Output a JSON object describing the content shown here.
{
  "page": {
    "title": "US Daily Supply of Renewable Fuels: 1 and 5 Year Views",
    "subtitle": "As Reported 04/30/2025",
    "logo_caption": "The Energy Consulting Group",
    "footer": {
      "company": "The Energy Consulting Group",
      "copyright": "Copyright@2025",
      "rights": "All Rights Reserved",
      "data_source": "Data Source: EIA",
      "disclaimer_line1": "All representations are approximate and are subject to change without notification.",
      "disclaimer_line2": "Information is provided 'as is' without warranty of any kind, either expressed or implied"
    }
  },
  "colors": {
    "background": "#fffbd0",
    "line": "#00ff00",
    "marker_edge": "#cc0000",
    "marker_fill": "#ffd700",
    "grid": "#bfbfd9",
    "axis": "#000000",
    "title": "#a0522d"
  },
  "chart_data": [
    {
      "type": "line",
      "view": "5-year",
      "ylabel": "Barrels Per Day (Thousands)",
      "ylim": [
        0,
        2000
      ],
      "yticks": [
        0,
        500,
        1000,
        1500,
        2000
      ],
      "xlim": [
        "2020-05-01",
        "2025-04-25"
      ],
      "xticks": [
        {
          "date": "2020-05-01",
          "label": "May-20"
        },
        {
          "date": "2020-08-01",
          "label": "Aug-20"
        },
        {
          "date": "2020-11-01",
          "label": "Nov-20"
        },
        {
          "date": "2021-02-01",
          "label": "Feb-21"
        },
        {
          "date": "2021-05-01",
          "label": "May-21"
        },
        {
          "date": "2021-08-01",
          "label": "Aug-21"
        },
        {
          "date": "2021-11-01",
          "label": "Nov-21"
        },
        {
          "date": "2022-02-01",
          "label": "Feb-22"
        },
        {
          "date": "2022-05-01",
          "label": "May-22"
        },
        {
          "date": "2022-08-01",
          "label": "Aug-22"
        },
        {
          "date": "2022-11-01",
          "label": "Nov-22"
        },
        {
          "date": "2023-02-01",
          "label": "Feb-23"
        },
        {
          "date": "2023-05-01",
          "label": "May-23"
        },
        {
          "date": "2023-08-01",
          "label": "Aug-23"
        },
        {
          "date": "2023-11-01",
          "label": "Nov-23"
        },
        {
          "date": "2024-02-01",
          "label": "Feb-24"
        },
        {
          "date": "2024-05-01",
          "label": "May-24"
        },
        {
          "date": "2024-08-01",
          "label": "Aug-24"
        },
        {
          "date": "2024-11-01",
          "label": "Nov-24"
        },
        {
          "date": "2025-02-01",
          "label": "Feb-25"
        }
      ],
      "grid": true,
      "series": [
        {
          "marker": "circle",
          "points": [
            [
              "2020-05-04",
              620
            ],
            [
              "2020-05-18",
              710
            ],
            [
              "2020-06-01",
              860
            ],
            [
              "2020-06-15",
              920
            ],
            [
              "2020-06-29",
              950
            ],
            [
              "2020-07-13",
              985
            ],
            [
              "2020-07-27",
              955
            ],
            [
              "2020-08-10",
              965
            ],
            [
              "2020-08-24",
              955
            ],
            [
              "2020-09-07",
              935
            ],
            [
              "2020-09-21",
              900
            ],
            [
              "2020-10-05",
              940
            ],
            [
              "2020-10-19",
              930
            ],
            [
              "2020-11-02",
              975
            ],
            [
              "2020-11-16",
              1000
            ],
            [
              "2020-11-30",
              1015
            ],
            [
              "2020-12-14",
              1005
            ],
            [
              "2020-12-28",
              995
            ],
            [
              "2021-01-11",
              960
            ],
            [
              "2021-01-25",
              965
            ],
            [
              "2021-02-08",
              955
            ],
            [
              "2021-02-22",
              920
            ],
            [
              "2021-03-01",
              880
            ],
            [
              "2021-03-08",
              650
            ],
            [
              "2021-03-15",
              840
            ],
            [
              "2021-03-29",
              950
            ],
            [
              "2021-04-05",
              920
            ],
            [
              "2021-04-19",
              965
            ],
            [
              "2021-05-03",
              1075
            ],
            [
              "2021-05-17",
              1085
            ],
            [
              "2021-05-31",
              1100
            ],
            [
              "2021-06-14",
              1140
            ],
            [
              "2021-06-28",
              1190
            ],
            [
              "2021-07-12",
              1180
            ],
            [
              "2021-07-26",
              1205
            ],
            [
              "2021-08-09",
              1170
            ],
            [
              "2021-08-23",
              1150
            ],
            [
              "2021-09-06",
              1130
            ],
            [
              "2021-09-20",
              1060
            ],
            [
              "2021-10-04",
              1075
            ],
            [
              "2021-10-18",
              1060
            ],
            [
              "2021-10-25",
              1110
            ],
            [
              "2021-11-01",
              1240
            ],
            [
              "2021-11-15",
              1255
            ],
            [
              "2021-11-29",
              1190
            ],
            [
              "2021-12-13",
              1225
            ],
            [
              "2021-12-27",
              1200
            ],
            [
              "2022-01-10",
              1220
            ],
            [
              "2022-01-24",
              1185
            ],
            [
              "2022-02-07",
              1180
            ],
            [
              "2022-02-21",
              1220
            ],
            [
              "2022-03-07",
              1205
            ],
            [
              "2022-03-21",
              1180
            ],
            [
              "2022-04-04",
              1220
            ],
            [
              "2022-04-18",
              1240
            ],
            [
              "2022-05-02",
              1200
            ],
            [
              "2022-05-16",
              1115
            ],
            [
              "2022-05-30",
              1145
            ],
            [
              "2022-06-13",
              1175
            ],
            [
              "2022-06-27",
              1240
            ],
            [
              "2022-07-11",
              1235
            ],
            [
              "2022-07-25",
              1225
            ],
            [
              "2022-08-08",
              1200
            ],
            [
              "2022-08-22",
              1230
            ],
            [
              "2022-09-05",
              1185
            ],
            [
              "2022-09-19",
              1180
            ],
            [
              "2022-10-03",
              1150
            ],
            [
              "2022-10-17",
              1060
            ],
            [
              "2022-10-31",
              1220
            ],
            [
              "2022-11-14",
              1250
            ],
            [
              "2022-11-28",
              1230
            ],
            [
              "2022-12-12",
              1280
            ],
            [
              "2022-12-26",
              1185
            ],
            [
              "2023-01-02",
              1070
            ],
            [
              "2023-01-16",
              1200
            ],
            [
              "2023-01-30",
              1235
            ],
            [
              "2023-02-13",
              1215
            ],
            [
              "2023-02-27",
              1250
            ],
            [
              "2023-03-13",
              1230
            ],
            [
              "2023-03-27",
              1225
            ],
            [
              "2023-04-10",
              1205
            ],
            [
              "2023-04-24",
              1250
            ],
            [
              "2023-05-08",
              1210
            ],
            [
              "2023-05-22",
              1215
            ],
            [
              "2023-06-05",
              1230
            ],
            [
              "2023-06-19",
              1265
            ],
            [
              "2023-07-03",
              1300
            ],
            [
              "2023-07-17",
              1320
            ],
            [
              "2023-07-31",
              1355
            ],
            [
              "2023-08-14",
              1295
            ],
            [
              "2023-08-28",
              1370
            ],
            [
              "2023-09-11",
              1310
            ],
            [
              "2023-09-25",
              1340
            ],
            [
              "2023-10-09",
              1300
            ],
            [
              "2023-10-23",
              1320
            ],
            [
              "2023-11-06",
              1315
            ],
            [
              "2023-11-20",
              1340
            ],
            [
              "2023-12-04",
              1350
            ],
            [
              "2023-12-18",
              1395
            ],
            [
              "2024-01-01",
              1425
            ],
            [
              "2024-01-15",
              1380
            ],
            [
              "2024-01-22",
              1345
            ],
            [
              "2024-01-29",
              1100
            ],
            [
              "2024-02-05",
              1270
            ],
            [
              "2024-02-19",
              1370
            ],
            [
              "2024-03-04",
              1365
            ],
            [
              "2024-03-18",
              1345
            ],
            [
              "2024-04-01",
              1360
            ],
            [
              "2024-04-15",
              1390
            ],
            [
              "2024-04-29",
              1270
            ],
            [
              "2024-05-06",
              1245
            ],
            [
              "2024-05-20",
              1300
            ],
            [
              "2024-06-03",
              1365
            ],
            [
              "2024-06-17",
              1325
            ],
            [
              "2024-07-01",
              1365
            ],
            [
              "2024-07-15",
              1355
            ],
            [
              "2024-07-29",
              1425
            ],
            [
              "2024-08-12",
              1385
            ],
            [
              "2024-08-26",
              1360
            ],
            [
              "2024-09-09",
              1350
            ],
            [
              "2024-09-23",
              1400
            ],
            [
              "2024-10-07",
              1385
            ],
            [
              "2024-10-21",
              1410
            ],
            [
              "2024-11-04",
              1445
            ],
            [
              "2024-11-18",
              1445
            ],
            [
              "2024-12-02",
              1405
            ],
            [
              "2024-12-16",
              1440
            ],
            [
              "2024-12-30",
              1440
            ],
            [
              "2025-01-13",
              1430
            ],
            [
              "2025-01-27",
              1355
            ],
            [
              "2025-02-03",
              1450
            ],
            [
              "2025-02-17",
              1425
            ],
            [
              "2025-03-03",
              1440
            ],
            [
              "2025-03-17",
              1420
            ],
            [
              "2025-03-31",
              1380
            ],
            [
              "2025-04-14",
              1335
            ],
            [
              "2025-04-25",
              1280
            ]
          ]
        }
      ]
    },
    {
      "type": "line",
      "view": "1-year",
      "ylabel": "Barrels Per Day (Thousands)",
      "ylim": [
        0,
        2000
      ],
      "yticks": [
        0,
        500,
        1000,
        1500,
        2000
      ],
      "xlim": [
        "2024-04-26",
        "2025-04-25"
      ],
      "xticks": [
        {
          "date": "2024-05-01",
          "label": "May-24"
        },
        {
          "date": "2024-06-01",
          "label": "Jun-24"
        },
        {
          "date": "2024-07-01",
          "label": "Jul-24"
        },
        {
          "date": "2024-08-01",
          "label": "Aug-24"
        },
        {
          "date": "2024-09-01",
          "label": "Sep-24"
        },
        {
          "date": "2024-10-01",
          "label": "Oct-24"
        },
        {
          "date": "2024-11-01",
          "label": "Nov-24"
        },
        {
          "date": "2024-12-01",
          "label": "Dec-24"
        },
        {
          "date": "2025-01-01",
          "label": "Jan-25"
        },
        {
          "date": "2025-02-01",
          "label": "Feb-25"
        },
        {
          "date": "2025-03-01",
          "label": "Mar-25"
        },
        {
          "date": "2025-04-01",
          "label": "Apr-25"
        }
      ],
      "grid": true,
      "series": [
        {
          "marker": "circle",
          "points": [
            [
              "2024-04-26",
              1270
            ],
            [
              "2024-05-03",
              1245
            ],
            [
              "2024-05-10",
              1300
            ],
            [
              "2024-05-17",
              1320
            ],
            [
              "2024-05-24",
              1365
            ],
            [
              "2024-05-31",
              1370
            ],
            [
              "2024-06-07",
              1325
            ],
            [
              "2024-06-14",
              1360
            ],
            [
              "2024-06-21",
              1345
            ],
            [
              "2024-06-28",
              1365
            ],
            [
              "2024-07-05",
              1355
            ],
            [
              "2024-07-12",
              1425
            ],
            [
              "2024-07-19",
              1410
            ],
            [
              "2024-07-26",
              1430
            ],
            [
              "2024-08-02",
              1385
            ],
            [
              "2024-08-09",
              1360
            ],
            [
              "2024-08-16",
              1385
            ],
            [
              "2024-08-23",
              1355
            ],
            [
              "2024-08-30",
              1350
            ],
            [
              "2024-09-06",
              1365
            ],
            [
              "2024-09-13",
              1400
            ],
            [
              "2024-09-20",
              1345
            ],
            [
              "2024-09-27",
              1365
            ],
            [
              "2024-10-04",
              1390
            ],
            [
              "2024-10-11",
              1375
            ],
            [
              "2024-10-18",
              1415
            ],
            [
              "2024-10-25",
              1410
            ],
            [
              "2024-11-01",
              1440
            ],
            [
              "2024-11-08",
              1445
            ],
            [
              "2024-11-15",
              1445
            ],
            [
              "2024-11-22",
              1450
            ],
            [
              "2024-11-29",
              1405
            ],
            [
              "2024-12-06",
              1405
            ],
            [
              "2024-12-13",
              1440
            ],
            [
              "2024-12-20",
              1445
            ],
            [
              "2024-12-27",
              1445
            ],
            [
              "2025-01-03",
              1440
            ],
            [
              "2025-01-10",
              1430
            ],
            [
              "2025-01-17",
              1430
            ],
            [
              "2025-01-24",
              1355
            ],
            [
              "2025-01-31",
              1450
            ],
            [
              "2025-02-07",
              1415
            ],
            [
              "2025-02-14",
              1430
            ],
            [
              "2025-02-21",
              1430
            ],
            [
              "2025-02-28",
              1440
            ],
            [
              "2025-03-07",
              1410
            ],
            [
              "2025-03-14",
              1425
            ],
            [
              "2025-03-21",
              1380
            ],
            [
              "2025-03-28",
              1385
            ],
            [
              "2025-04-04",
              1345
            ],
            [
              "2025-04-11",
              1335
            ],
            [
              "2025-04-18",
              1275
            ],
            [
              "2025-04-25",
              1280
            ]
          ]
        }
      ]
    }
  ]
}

* **WORK TO COMPLETE**
Each line that has the word "Group" should be copied.

* **SOLUTION**
    "logo_caption": "The Energy Consulting Group",
      "company": "The Energy Consulting Group",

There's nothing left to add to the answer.